▶ _Task instructions_
Go through the listing beneath this task and return every line that carries the string "MARZO".

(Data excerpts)
━━━━━━━━━━

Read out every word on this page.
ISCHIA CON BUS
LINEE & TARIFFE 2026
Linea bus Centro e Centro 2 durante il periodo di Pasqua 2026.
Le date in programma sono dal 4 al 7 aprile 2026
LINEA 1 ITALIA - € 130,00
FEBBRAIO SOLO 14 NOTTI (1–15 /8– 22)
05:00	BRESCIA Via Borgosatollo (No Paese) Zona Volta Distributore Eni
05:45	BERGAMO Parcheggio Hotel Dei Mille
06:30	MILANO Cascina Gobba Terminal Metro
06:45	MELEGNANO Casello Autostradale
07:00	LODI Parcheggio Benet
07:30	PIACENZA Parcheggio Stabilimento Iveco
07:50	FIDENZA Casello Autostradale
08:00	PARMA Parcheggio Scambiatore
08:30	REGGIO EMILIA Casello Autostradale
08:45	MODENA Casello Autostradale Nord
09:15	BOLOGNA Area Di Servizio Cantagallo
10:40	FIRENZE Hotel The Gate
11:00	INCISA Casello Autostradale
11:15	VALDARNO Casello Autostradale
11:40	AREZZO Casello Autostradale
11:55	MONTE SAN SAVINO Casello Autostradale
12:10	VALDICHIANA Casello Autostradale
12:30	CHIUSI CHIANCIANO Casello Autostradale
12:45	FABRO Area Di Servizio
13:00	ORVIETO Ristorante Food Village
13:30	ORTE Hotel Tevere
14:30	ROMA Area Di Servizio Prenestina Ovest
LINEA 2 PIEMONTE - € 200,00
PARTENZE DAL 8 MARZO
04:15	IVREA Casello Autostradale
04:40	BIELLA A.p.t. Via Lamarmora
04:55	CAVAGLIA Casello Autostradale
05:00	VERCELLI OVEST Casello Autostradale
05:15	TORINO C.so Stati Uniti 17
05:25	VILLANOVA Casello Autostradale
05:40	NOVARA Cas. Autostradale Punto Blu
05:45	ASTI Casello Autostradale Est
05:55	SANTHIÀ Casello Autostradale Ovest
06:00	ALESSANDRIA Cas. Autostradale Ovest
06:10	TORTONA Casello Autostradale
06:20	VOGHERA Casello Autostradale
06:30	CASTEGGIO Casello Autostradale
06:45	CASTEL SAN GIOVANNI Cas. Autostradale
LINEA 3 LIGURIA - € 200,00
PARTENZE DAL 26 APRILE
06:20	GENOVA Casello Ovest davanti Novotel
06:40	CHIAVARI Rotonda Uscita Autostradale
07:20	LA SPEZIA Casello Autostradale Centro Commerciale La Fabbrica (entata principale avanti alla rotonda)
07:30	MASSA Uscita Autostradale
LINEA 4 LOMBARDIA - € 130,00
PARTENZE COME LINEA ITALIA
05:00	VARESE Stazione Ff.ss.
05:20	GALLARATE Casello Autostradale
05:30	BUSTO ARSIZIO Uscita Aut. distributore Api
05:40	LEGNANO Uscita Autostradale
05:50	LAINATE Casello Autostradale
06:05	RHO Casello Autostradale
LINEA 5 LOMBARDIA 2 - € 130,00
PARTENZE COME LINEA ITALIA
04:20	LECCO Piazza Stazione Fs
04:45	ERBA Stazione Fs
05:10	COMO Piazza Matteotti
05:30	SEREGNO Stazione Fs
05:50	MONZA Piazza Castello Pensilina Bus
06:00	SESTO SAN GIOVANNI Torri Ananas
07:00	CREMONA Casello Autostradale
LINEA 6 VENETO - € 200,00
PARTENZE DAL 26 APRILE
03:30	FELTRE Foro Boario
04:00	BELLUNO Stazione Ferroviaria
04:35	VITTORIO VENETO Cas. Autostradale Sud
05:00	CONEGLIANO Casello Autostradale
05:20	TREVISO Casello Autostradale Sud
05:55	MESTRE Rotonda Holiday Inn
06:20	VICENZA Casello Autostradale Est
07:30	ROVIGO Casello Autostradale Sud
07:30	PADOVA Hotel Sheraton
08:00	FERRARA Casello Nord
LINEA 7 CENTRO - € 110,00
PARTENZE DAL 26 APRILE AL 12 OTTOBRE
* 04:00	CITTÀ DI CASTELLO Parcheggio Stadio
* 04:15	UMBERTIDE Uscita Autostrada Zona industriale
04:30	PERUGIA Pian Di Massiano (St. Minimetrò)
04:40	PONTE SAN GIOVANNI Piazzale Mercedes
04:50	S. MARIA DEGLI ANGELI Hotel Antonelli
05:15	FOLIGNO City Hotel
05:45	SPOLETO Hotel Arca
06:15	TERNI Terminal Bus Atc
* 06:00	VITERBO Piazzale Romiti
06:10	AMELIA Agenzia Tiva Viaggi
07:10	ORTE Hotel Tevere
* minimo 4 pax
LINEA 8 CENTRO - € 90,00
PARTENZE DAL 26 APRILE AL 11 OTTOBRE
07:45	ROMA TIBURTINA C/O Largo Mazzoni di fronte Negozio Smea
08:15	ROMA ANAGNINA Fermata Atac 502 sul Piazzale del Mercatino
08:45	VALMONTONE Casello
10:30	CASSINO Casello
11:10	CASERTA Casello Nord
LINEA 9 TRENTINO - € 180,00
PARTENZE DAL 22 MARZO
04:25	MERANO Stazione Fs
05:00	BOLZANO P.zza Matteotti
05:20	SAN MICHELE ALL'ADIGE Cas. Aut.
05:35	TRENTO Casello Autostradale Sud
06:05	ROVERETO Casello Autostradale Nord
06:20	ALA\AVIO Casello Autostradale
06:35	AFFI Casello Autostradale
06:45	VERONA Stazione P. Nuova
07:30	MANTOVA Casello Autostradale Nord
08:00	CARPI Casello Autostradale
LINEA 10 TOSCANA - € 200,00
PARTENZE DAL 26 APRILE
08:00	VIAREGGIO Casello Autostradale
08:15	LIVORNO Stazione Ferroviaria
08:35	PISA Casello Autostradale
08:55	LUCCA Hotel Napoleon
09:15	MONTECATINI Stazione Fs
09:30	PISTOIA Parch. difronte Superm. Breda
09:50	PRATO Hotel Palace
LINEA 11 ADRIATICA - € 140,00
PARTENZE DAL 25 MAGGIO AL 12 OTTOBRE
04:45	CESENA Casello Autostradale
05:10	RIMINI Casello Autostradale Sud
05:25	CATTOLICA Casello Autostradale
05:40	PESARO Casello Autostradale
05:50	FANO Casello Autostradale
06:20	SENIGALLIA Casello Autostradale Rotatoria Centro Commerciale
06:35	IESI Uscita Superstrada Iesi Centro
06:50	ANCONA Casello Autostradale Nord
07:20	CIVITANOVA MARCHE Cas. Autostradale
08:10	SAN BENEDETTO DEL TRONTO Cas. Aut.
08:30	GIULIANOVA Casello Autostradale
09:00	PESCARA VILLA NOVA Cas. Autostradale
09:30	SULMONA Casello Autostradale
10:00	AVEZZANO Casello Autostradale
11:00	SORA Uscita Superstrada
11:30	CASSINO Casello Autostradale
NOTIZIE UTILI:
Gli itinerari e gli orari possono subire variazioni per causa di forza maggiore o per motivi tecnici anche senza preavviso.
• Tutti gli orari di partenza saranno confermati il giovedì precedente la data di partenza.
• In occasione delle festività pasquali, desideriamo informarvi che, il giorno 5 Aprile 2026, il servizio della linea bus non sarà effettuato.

━━━━━━━━━━

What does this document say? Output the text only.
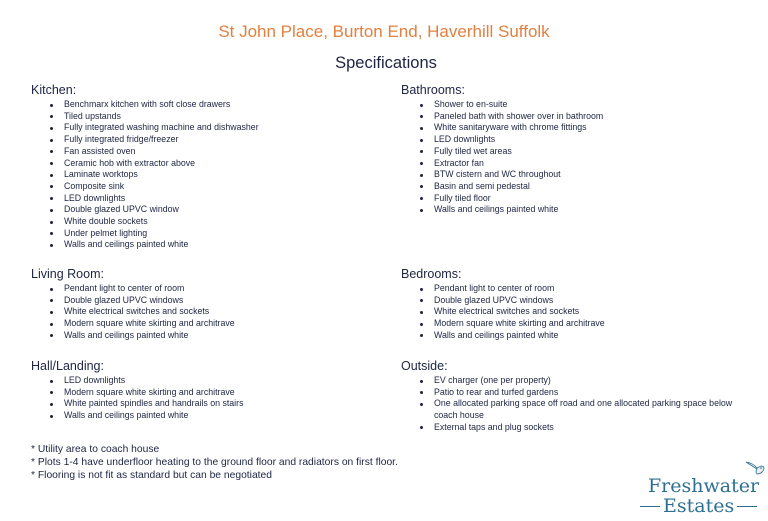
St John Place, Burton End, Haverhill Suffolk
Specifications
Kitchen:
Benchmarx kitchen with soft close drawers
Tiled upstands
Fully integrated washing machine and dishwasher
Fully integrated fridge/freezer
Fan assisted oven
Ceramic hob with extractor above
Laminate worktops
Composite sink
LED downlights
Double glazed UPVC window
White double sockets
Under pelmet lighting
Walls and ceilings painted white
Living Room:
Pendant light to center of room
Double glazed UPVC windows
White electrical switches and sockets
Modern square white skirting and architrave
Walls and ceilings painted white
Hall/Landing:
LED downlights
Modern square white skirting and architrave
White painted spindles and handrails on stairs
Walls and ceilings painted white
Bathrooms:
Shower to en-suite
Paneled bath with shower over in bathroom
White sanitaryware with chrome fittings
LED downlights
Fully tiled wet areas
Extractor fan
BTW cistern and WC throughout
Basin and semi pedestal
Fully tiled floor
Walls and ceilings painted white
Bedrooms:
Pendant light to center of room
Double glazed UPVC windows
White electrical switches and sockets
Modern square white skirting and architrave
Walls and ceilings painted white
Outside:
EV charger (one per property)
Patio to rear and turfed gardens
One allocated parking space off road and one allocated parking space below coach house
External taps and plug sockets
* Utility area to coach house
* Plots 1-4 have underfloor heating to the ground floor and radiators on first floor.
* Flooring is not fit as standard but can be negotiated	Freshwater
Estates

━━━━━━━━━━

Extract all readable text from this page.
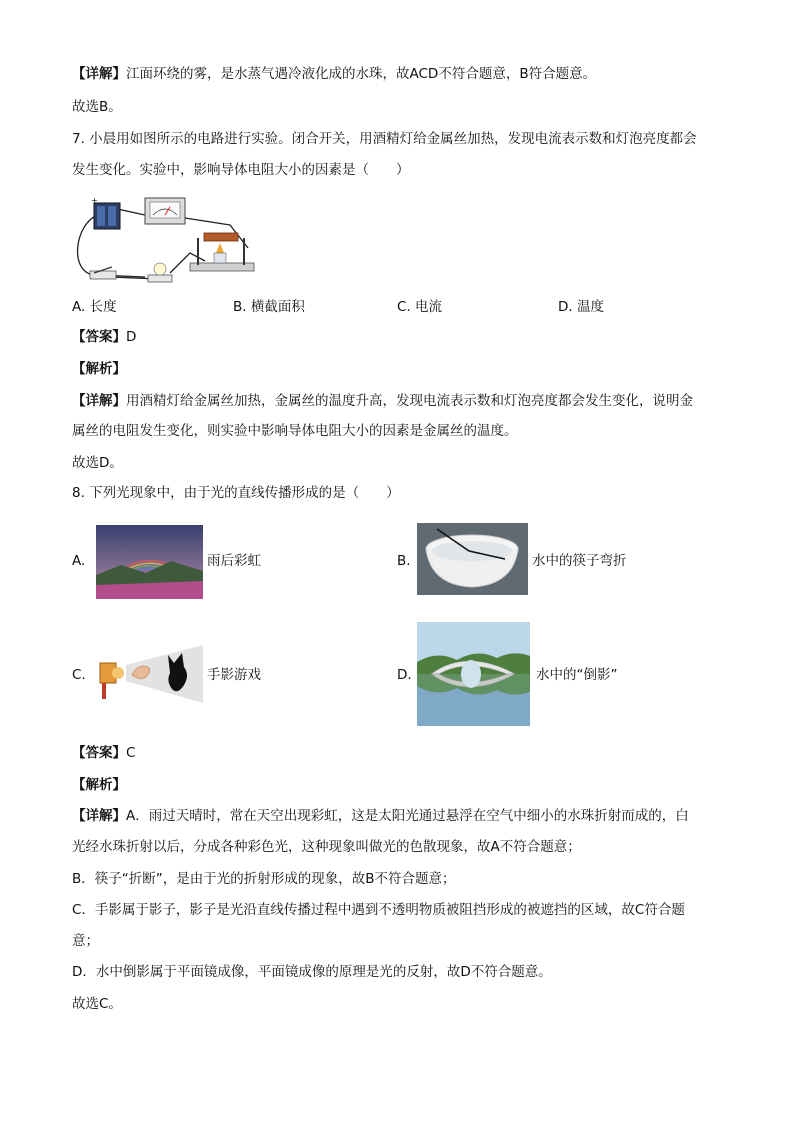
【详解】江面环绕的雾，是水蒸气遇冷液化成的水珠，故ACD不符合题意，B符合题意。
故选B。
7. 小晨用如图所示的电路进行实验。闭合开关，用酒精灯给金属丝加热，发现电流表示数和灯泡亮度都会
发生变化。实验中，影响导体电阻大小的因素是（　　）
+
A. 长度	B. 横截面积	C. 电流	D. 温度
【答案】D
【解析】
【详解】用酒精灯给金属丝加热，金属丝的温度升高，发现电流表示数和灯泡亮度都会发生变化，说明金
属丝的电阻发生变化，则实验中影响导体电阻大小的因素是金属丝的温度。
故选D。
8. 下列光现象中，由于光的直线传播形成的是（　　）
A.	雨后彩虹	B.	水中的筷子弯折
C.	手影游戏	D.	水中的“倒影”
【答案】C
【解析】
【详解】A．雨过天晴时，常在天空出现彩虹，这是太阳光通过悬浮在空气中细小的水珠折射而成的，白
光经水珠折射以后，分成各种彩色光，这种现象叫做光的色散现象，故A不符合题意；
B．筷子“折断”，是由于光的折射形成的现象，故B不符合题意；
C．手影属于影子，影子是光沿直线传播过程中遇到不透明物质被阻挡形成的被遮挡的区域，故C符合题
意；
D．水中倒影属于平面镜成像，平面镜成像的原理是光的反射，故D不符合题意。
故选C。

━━━━━━━━━━

▶ _Final answer_
PARTENZE DAL 8 MARZO
PARTENZE DAL 22 MARZO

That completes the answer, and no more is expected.